* _WHAT NEEDS TO BE DONE_
All the data should be repeated exactly. Any image in it is left out.

* _MATERIAL SHOWN_
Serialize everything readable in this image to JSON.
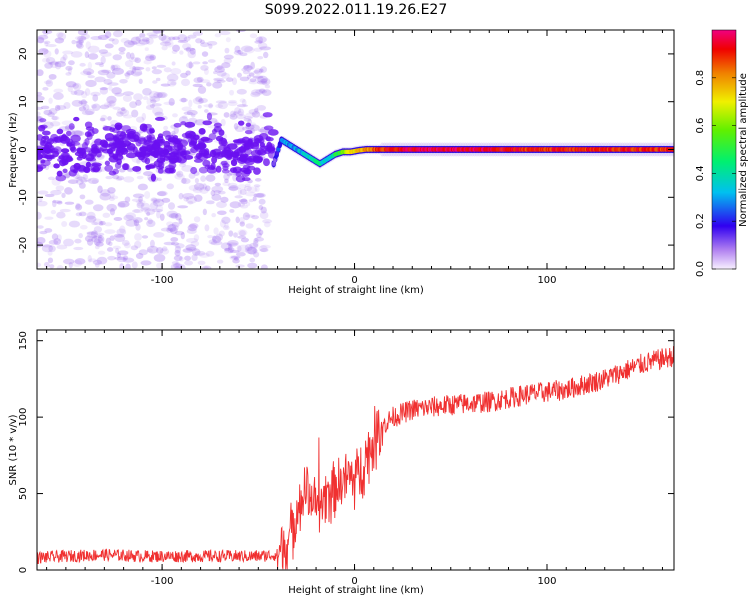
{
  "title": "S099.2022.011.19.26.E27",
  "colors": {
    "snr_line": "#f03030",
    "axis": "#000000",
    "background": "#ffffff",
    "spectrogram_noise": "#a070f0",
    "spectrogram_core": "#6a10f0"
  },
  "chart_data": [
    {
      "type": "heatmap",
      "xlabel": "Height of straight line (km)",
      "ylabel": "Frequency (Hz)",
      "xlim": [
        -165,
        166
      ],
      "ylim": [
        -25,
        25
      ],
      "xticks": [
        -100,
        0,
        100
      ],
      "yticks": [
        -20,
        -10,
        0,
        10,
        20
      ],
      "xtick_labels": [
        "-100",
        "0",
        "100"
      ],
      "ytick_labels": [
        "-20",
        "-10",
        "0",
        "10",
        "20"
      ],
      "colorbar": {
        "label": "Normalized spectral amplitude",
        "range": [
          0.0,
          1.0
        ],
        "ticks": [
          0.0,
          0.2,
          0.4,
          0.6,
          0.8
        ],
        "tick_labels": [
          "0.0",
          "0.2",
          "0.4",
          "0.6",
          "0.8"
        ],
        "colormap": "rainbow"
      },
      "ridge": {
        "x": [
          -42,
          -38,
          -34,
          -30,
          -26,
          -22,
          -18,
          -14,
          -10,
          -6,
          -2,
          2,
          6,
          10,
          14,
          30,
          60,
          90,
          120,
          150,
          166
        ],
        "frequency": [
          -3,
          2,
          1,
          0,
          -1,
          -2,
          -3,
          -2,
          -1,
          -0.5,
          -0.5,
          -0.2,
          0,
          0,
          0,
          0,
          0,
          0,
          0,
          0,
          0
        ],
        "amplitude": [
          0.15,
          0.25,
          0.3,
          0.3,
          0.35,
          0.4,
          0.4,
          0.35,
          0.45,
          0.6,
          0.7,
          0.75,
          0.8,
          0.85,
          0.9,
          0.95,
          0.95,
          0.9,
          0.9,
          0.9,
          0.9
        ]
      }
    },
    {
      "type": "line",
      "xlabel": "Height of straight line (km)",
      "ylabel": "SNR (10 * v/v)",
      "xlim": [
        -165,
        166
      ],
      "ylim": [
        0,
        157
      ],
      "xticks": [
        -100,
        0,
        100
      ],
      "yticks": [
        0,
        50,
        100,
        150
      ],
      "xtick_labels": [
        "-100",
        "0",
        "100"
      ],
      "ytick_labels": [
        "0",
        "50",
        "100",
        "150"
      ],
      "series": [
        {
          "x": [
            -165,
            -150,
            -130,
            -110,
            -90,
            -70,
            -50,
            -40,
            -34,
            -30,
            -25,
            -20,
            -15,
            -10,
            -5,
            0,
            5,
            10,
            15,
            20,
            30,
            50,
            70,
            90,
            110,
            130,
            150,
            166
          ],
          "values": [
            8,
            9,
            10,
            9,
            9,
            9,
            9,
            10,
            20,
            40,
            55,
            40,
            50,
            55,
            60,
            60,
            70,
            85,
            95,
            100,
            105,
            108,
            110,
            115,
            118,
            125,
            135,
            140
          ]
        }
      ]
    }
  ]
}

* _RESPONSE_
Serialize everything readable in this image to JSON.
{
  "title": "S099.2022.011.19.26.E27",
  "colors": {
    "snr_line": "#f03030",
    "axis": "#000000",
    "background": "#ffffff",
    "spectrogram_noise": "#a070f0",
    "spectrogram_core": "#6a10f0"
  },
  "chart_data": [
    {
      "type": "heatmap",
      "xlabel": "Height of straight line (km)",
      "ylabel": "Frequency (Hz)",
      "xlim": [
        -165,
        166
      ],
      "ylim": [
        -25,
        25
      ],
      "xticks": [
        -100,
        0,
        100
      ],
      "yticks": [
        -20,
        -10,
        0,
        10,
        20
      ],
      "xtick_labels": [
        "-100",
        "0",
        "100"
      ],
      "ytick_labels": [
        "-20",
        "-10",
        "0",
        "10",
        "20"
      ],
      "colorbar": {
        "label": "Normalized spectral amplitude",
        "range": [
          0.0,
          1.0
        ],
        "ticks": [
          0.0,
          0.2,
          0.4,
          0.6,
          0.8
        ],
        "tick_labels": [
          "0.0",
          "0.2",
          "0.4",
          "0.6",
          "0.8"
        ],
        "colormap": "rainbow"
      },
      "ridge": {
        "x": [
          -42,
          -38,
          -34,
          -30,
          -26,
          -22,
          -18,
          -14,
          -10,
          -6,
          -2,
          2,
          6,
          10,
          14,
          30,
          60,
          90,
          120,
          150,
          166
        ],
        "frequency": [
          -3,
          2,
          1,
          0,
          -1,
          -2,
          -3,
          -2,
          -1,
          -0.5,
          -0.5,
          -0.2,
          0,
          0,
          0,
          0,
          0,
          0,
          0,
          0,
          0
        ],
        "amplitude": [
          0.15,
          0.25,
          0.3,
          0.3,
          0.35,
          0.4,
          0.4,
          0.35,
          0.45,
          0.6,
          0.7,
          0.75,
          0.8,
          0.85,
          0.9,
          0.95,
          0.95,
          0.9,
          0.9,
          0.9,
          0.9
        ]
      }
    },
    {
      "type": "line",
      "xlabel": "Height of straight line (km)",
      "ylabel": "SNR (10 * v/v)",
      "xlim": [
        -165,
        166
      ],
      "ylim": [
        0,
        157
      ],
      "xticks": [
        -100,
        0,
        100
      ],
      "yticks": [
        0,
        50,
        100,
        150
      ],
      "xtick_labels": [
        "-100",
        "0",
        "100"
      ],
      "ytick_labels": [
        "0",
        "50",
        "100",
        "150"
      ],
      "series": [
        {
          "x": [
            -165,
            -150,
            -130,
            -110,
            -90,
            -70,
            -50,
            -40,
            -34,
            -30,
            -25,
            -20,
            -15,
            -10,
            -5,
            0,
            5,
            10,
            15,
            20,
            30,
            50,
            70,
            90,
            110,
            130,
            150,
            166
          ],
          "values": [
            8,
            9,
            10,
            9,
            9,
            9,
            9,
            10,
            20,
            40,
            55,
            40,
            50,
            55,
            60,
            60,
            70,
            85,
            95,
            100,
            105,
            108,
            110,
            115,
            118,
            125,
            135,
            140
          ]
        }
      ]
    }
  ]
}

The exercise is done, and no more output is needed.